* WORK TO COMPLETE *
Tally up the lines where the string "ensure" appears; reply with the number only.

Dataset items:
* BEGIN *

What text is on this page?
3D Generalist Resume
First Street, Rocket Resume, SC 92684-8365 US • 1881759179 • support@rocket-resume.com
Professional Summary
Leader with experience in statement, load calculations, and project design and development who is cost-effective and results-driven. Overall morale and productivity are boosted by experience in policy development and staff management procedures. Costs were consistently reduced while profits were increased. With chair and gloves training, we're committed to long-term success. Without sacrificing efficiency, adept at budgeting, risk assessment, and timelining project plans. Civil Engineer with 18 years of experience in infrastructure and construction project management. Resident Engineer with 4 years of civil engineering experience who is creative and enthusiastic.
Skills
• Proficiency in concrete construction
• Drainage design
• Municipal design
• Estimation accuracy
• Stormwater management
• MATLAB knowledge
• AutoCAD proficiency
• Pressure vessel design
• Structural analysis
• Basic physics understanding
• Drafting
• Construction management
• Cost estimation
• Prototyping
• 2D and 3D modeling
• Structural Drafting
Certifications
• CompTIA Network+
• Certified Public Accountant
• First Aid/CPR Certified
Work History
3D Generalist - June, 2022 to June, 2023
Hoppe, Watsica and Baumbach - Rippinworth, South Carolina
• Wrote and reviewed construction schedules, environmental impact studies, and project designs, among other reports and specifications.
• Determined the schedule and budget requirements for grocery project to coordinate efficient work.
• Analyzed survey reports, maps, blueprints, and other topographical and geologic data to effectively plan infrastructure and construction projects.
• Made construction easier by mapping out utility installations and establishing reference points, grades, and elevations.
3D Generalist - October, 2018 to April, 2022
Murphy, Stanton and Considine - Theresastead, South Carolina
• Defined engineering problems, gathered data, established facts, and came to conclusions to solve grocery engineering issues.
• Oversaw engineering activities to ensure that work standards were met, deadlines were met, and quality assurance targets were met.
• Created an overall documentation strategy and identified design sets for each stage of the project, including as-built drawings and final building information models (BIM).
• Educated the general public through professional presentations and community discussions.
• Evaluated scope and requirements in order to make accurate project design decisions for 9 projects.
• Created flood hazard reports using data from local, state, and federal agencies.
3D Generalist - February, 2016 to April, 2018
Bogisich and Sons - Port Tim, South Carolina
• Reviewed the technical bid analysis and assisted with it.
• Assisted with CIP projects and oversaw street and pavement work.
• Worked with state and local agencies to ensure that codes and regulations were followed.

* END *

* TASK ANSWER *
2